*LISTING*.
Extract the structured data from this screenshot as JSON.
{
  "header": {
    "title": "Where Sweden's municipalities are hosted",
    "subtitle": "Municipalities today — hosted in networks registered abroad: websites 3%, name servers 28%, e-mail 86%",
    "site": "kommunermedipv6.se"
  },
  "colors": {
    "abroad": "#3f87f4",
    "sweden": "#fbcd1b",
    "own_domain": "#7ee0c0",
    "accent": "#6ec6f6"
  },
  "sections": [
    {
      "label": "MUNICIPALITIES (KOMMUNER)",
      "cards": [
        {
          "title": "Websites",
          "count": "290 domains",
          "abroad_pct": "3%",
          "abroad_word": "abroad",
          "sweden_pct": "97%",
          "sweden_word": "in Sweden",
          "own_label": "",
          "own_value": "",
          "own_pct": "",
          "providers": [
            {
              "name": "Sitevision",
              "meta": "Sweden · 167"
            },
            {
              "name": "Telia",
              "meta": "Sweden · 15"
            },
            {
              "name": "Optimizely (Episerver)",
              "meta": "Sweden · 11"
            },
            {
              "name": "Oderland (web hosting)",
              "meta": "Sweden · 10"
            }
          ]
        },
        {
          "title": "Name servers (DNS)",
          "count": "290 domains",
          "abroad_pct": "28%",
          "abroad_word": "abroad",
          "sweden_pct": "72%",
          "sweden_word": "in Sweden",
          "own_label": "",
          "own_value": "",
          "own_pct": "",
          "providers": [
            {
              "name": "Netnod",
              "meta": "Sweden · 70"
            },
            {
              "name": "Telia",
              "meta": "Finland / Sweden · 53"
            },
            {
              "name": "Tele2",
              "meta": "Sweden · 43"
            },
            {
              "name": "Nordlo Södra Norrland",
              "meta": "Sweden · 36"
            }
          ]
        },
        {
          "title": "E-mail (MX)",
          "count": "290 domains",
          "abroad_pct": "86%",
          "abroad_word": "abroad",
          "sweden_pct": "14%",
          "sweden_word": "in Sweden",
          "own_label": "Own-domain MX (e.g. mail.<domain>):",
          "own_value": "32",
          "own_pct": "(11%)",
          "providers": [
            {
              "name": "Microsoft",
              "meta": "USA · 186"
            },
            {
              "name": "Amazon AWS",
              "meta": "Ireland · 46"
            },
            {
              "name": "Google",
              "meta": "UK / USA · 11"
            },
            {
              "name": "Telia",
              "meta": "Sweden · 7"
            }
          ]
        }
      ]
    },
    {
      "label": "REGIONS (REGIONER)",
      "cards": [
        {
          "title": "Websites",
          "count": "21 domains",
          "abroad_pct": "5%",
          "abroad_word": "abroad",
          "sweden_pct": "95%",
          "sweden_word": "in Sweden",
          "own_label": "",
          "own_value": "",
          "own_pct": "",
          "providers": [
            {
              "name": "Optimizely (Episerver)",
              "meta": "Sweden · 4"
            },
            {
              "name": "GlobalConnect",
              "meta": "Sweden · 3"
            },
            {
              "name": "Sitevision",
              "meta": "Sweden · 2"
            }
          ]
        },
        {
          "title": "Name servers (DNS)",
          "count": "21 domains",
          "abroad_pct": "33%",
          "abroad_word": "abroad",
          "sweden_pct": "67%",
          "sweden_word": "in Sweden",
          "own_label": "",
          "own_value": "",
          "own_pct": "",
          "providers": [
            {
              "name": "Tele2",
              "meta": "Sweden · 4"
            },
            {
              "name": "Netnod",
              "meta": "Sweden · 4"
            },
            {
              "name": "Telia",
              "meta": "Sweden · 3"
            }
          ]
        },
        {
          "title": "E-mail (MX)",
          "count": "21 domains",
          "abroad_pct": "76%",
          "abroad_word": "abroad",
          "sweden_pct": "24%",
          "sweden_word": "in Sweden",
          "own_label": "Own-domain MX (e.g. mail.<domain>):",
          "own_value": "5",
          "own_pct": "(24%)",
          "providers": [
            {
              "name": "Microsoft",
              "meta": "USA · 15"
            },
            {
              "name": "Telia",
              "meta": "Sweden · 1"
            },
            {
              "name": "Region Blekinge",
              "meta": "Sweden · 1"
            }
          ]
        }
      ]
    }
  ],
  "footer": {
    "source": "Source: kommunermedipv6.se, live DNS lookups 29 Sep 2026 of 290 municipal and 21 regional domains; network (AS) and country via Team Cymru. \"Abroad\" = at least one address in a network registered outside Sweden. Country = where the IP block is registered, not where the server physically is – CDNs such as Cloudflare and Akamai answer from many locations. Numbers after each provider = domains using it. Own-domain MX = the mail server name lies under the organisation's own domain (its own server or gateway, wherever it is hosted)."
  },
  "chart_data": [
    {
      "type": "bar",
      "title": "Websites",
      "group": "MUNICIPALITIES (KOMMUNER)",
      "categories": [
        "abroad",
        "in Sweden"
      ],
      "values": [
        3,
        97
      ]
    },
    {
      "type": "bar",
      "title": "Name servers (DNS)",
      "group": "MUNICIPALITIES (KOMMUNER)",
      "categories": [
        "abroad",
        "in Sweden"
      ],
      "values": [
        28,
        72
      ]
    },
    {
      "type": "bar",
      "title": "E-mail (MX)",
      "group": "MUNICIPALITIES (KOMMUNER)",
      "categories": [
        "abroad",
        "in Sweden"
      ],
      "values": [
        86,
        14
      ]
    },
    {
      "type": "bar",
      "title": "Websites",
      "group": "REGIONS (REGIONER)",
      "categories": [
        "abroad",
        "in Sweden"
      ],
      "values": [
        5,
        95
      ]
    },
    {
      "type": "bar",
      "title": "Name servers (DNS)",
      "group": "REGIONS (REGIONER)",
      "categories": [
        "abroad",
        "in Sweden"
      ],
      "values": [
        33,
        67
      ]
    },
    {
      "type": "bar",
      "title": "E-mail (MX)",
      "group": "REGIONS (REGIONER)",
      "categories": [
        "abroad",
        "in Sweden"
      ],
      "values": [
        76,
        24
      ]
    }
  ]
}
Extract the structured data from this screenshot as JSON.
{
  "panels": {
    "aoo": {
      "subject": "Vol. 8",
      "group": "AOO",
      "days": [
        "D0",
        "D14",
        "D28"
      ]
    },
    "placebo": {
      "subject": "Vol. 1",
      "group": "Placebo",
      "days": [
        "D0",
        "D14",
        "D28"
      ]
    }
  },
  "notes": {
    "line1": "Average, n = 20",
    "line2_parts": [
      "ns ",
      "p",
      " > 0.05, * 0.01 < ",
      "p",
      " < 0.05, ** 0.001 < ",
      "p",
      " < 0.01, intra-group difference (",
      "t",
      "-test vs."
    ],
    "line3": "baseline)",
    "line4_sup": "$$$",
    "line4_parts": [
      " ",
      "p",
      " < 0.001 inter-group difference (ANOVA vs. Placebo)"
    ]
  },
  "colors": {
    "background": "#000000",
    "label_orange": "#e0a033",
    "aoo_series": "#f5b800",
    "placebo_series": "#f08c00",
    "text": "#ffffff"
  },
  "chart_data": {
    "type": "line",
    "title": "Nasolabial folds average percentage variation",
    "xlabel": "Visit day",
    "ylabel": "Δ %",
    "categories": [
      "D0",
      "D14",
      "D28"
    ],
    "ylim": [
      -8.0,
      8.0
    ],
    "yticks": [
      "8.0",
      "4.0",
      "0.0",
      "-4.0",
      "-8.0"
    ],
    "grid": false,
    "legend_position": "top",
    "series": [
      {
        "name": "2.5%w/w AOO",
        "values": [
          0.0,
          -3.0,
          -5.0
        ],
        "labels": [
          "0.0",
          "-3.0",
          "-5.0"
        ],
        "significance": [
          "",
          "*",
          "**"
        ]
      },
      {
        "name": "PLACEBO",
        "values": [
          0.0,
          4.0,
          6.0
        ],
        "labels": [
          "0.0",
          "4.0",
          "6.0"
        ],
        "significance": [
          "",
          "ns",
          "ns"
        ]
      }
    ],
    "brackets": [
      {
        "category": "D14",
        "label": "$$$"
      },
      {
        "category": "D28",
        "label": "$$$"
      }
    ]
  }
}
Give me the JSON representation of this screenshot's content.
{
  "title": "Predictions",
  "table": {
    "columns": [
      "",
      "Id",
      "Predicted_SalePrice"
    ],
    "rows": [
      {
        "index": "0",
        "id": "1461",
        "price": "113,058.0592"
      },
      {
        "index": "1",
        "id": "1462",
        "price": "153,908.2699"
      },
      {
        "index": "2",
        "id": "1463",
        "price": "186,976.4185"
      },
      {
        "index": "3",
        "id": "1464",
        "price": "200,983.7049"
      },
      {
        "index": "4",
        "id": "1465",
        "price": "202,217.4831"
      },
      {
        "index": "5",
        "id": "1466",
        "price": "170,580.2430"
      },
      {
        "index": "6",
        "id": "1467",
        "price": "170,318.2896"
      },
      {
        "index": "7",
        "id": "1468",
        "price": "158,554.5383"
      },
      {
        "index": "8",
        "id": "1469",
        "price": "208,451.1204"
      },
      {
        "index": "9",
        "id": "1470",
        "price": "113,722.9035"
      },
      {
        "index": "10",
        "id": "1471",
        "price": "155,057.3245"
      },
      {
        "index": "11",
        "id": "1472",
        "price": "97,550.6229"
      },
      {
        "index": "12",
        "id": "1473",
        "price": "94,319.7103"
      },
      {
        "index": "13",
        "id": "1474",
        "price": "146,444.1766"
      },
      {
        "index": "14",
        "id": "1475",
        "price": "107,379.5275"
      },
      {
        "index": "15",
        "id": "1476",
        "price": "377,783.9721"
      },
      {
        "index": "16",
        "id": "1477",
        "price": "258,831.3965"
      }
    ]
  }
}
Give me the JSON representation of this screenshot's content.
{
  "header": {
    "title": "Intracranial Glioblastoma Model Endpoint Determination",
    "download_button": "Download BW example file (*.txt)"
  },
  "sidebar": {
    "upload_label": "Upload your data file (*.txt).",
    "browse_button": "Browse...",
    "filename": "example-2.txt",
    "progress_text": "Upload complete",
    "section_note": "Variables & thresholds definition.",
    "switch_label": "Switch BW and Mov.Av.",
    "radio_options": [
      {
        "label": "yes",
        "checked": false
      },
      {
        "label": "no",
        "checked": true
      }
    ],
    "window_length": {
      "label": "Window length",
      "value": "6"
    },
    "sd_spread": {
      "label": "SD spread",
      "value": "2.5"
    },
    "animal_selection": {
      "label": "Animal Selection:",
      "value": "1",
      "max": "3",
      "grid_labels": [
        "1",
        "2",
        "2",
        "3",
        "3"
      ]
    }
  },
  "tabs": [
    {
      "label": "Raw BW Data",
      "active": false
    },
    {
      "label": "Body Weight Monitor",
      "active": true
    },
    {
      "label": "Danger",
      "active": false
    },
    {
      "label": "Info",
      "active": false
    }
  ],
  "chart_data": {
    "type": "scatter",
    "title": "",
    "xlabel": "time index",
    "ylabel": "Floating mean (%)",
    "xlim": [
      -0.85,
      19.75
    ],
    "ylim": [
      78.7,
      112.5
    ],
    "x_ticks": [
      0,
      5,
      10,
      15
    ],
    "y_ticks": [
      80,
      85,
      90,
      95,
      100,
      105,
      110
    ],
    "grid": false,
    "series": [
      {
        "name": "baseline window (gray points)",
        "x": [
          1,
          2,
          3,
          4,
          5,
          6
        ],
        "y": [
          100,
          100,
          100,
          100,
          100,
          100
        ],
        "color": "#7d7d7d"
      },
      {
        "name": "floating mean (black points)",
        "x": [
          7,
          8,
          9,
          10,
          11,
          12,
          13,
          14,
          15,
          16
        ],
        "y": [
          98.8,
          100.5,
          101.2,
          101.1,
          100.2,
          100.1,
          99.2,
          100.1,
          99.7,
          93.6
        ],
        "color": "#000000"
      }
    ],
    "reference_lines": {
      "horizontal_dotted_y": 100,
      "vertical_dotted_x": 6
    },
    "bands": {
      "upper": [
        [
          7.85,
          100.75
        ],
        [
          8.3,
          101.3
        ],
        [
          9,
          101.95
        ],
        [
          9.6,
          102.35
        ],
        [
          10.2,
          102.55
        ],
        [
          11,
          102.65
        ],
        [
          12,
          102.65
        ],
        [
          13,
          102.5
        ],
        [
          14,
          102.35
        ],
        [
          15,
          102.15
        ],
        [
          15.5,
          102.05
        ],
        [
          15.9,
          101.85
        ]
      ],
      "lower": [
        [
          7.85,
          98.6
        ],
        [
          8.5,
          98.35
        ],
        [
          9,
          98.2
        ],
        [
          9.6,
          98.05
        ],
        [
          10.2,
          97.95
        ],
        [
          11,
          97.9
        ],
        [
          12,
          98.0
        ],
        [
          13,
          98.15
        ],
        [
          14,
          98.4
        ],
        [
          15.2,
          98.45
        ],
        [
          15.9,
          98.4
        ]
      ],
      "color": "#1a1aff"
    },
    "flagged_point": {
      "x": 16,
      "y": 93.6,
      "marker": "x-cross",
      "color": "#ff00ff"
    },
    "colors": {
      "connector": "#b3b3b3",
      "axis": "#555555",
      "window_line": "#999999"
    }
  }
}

*WHAT YOU ARE ASKED TO DO*.
Copy every line of the listing that includes the string "hosted".

*FINAL RESULT*.
    "title": "Where Sweden's municipalities are hosted",
    "subtitle": "Municipalities today — hosted in networks registered abroad: websites 3%, name servers 28%, e-mail 86%",
    "source": "Source: kommunermedipv6.se, live DNS lookups 29 Sep 2026 of 290 municipal and 21 regional domains; network (AS) and country via Team Cymru. \"Abroad\" = at least one address in a network registered outside Sweden. Country = where the IP block is registered, not where the server physically is – CDNs such as Cloudflare and Akamai answer from many locations. Numbers after each provider = domains using it. Own-domain MX = the mail server name lies under the organisation's own domain (its own server or gateway, wherever it is hosted)."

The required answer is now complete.